(Dataset items)
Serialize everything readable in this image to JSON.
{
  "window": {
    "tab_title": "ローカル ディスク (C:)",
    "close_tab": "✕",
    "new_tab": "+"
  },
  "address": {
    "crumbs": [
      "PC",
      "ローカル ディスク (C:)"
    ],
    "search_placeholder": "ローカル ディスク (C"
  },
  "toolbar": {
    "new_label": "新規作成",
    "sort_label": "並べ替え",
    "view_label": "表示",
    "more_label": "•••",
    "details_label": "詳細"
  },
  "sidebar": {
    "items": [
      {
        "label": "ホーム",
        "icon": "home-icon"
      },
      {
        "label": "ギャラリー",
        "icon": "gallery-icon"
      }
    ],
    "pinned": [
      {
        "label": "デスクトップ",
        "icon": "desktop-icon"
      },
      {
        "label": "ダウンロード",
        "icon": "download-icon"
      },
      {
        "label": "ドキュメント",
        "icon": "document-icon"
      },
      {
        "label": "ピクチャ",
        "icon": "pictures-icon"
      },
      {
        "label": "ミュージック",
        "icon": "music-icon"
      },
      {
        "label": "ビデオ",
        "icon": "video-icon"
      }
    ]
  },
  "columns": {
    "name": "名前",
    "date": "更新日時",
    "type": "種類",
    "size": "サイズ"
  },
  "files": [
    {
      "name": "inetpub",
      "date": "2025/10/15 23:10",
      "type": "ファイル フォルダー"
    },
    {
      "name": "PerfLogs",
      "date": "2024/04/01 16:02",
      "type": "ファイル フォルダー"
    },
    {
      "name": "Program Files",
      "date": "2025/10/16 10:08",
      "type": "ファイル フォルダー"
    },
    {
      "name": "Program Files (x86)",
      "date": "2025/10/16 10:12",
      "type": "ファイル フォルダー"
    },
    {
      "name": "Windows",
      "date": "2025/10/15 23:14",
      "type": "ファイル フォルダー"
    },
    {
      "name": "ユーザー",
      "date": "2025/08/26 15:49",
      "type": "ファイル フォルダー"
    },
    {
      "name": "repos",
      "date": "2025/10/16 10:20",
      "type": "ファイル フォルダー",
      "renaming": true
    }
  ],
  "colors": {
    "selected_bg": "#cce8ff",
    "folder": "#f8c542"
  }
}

- WHAT THE TASK ASKS -
Tally the lines that hold the string "ディスク" and state the total, nothing more.

- EXERCISE ANSWER -
3